- **Recorded information**

|---|

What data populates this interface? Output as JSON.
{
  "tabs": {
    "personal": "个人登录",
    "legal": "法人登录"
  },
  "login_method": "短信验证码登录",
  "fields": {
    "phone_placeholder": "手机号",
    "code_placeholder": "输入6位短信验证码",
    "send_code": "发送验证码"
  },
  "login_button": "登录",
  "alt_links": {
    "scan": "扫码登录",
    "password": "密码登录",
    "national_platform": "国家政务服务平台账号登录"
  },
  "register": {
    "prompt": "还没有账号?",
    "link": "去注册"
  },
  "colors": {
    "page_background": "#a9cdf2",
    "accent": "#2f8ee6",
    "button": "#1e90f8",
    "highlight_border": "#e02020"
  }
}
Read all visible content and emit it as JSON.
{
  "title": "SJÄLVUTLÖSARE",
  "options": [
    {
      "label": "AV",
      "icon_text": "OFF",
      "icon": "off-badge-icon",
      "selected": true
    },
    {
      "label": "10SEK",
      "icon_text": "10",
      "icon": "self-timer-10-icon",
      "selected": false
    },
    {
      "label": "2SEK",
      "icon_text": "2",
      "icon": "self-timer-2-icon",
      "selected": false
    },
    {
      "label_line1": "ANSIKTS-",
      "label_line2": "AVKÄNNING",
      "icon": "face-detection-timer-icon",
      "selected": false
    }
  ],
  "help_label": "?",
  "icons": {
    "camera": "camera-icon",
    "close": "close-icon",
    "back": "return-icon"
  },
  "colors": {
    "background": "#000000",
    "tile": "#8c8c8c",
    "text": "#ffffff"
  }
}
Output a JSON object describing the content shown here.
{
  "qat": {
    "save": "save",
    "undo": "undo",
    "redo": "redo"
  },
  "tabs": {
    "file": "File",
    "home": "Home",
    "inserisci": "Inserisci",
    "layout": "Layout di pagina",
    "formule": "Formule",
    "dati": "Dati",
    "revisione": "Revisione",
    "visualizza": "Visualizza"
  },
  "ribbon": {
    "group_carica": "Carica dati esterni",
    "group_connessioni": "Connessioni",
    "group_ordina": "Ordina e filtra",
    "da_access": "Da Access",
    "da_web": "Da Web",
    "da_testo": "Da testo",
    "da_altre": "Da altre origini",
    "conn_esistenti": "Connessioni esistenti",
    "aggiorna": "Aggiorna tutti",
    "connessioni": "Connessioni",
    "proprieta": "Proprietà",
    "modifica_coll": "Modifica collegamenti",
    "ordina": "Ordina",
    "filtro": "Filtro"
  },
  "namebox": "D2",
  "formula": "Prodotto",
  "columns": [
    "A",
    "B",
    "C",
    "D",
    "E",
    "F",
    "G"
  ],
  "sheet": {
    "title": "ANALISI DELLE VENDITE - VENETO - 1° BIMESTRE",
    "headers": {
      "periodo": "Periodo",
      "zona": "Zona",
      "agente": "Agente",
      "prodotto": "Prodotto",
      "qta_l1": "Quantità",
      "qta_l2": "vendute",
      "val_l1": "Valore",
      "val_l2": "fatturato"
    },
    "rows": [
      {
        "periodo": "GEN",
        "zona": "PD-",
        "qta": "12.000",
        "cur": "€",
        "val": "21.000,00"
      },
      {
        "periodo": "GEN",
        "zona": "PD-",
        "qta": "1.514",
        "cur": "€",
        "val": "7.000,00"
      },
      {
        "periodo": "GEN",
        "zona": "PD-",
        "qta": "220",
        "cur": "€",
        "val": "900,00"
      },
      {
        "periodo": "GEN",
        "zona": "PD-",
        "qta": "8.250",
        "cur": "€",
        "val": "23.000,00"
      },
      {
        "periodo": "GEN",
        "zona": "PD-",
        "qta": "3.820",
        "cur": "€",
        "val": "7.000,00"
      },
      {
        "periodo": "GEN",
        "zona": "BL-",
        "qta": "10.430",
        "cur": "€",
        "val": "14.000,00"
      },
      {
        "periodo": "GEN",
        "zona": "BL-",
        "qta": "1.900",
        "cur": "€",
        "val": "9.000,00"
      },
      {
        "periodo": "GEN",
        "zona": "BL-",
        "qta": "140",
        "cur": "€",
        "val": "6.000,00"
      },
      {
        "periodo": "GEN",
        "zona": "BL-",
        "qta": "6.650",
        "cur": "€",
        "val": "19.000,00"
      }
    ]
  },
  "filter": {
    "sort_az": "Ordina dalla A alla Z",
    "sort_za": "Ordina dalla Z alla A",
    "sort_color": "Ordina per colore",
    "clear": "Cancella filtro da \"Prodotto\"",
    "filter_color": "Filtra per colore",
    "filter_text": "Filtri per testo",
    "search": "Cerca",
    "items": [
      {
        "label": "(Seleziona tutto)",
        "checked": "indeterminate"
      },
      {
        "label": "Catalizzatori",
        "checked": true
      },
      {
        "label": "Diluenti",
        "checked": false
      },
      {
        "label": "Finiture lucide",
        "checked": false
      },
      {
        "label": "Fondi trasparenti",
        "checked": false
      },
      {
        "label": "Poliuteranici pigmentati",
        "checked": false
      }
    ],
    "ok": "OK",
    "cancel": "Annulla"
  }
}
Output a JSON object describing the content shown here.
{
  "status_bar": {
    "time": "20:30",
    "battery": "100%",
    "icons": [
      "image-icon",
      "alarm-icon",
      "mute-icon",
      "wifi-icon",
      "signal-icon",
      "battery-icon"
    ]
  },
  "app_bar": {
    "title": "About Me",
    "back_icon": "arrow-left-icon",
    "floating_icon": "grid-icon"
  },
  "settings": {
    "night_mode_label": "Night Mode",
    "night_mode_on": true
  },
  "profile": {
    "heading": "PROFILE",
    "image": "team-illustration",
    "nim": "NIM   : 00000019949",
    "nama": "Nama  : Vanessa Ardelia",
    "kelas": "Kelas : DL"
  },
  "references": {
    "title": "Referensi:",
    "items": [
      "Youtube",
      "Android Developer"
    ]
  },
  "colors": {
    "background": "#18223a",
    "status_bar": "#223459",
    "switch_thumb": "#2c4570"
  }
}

|---|

Go through the listing and copy all of it exactly.

- **Task output**
What data populates this interface? Output as JSON.
{
  "tabs": {
    "personal": "个人登录",
    "legal": "法人登录"
  },
  "login_method": "短信验证码登录",
  "fields": {
    "phone_placeholder": "手机号",
    "code_placeholder": "输入6位短信验证码",
    "send_code": "发送验证码"
  },
  "login_button": "登录",
  "alt_links": {
    "scan": "扫码登录",
    "password": "密码登录",
    "national_platform": "国家政务服务平台账号登录"
  },
  "register": {
    "prompt": "还没有账号?",
    "link": "去注册"
  },
  "colors": {
    "page_background": "#a9cdf2",
    "accent": "#2f8ee6",
    "button": "#1e90f8",
    "highlight_border": "#e02020"
  }
}
Read all visible content and emit it as JSON.
{
  "title": "SJÄLVUTLÖSARE",
  "options": [
    {
      "label": "AV",
      "icon_text": "OFF",
      "icon": "off-badge-icon",
      "selected": true
    },
    {
      "label": "10SEK",
      "icon_text": "10",
      "icon": "self-timer-10-icon",
      "selected": false
    },
    {
      "label": "2SEK",
      "icon_text": "2",
      "icon": "self-timer-2-icon",
      "selected": false
    },
    {
      "label_line1": "ANSIKTS-",
      "label_line2": "AVKÄNNING",
      "icon": "face-detection-timer-icon",
      "selected": false
    }
  ],
  "help_label": "?",
  "icons": {
    "camera": "camera-icon",
    "close": "close-icon",
    "back": "return-icon"
  },
  "colors": {
    "background": "#000000",
    "tile": "#8c8c8c",
    "text": "#ffffff"
  }
}
Output a JSON object describing the content shown here.
{
  "qat": {
    "save": "save",
    "undo": "undo",
    "redo": "redo"
  },
  "tabs": {
    "file": "File",
    "home": "Home",
    "inserisci": "Inserisci",
    "layout": "Layout di pagina",
    "formule": "Formule",
    "dati": "Dati",
    "revisione": "Revisione",
    "visualizza": "Visualizza"
  },
  "ribbon": {
    "group_carica": "Carica dati esterni",
    "group_connessioni": "Connessioni",
    "group_ordina": "Ordina e filtra",
    "da_access": "Da Access",
    "da_web": "Da Web",
    "da_testo": "Da testo",
    "da_altre": "Da altre origini",
    "conn_esistenti": "Connessioni esistenti",
    "aggiorna": "Aggiorna tutti",
    "connessioni": "Connessioni",
    "proprieta": "Proprietà",
    "modifica_coll": "Modifica collegamenti",
    "ordina": "Ordina",
    "filtro": "Filtro"
  },
  "namebox": "D2",
  "formula": "Prodotto",
  "columns": [
    "A",
    "B",
    "C",
    "D",
    "E",
    "F",
    "G"
  ],
  "sheet": {
    "title": "ANALISI DELLE VENDITE - VENETO - 1° BIMESTRE",
    "headers": {
      "periodo": "Periodo",
      "zona": "Zona",
      "agente": "Agente",
      "prodotto": "Prodotto",
      "qta_l1": "Quantità",
      "qta_l2": "vendute",
      "val_l1": "Valore",
      "val_l2": "fatturato"
    },
    "rows": [
      {
        "periodo": "GEN",
        "zona": "PD-",
        "qta": "12.000",
        "cur": "€",
        "val": "21.000,00"
      },
      {
        "periodo": "GEN",
        "zona": "PD-",
        "qta": "1.514",
        "cur": "€",
        "val": "7.000,00"
      },
      {
        "periodo": "GEN",
        "zona": "PD-",
        "qta": "220",
        "cur": "€",
        "val": "900,00"
      },
      {
        "periodo": "GEN",
        "zona": "PD-",
        "qta": "8.250",
        "cur": "€",
        "val": "23.000,00"
      },
      {
        "periodo": "GEN",
        "zona": "PD-",
        "qta": "3.820",
        "cur": "€",
        "val": "7.000,00"
      },
      {
        "periodo": "GEN",
        "zona": "BL-",
        "qta": "10.430",
        "cur": "€",
        "val": "14.000,00"
      },
      {
        "periodo": "GEN",
        "zona": "BL-",
        "qta": "1.900",
        "cur": "€",
        "val": "9.000,00"
      },
      {
        "periodo": "GEN",
        "zona": "BL-",
        "qta": "140",
        "cur": "€",
        "val": "6.000,00"
      },
      {
        "periodo": "GEN",
        "zona": "BL-",
        "qta": "6.650",
        "cur": "€",
        "val": "19.000,00"
      }
    ]
  },
  "filter": {
    "sort_az": "Ordina dalla A alla Z",
    "sort_za": "Ordina dalla Z alla A",
    "sort_color": "Ordina per colore",
    "clear": "Cancella filtro da \"Prodotto\"",
    "filter_color": "Filtra per colore",
    "filter_text": "Filtri per testo",
    "search": "Cerca",
    "items": [
      {
        "label": "(Seleziona tutto)",
        "checked": "indeterminate"
      },
      {
        "label": "Catalizzatori",
        "checked": true
      },
      {
        "label": "Diluenti",
        "checked": false
      },
      {
        "label": "Finiture lucide",
        "checked": false
      },
      {
        "label": "Fondi trasparenti",
        "checked": false
      },
      {
        "label": "Poliuteranici pigmentati",
        "checked": false
      }
    ],
    "ok": "OK",
    "cancel": "Annulla"
  }
}
Output a JSON object describing the content shown here.
{
  "status_bar": {
    "time": "20:30",
    "battery": "100%",
    "icons": [
      "image-icon",
      "alarm-icon",
      "mute-icon",
      "wifi-icon",
      "signal-icon",
      "battery-icon"
    ]
  },
  "app_bar": {
    "title": "About Me",
    "back_icon": "arrow-left-icon",
    "floating_icon": "grid-icon"
  },
  "settings": {
    "night_mode_label": "Night Mode",
    "night_mode_on": true
  },
  "profile": {
    "heading": "PROFILE",
    "image": "team-illustration",
    "nim": "NIM   : 00000019949",
    "nama": "Nama  : Vanessa Ardelia",
    "kelas": "Kelas : DL"
  },
  "references": {
    "title": "Referensi:",
    "items": [
      "Youtube",
      "Android Developer"
    ]
  },
  "colors": {
    "background": "#18223a",
    "status_bar": "#223459",
    "switch_thumb": "#2c4570"
  }
}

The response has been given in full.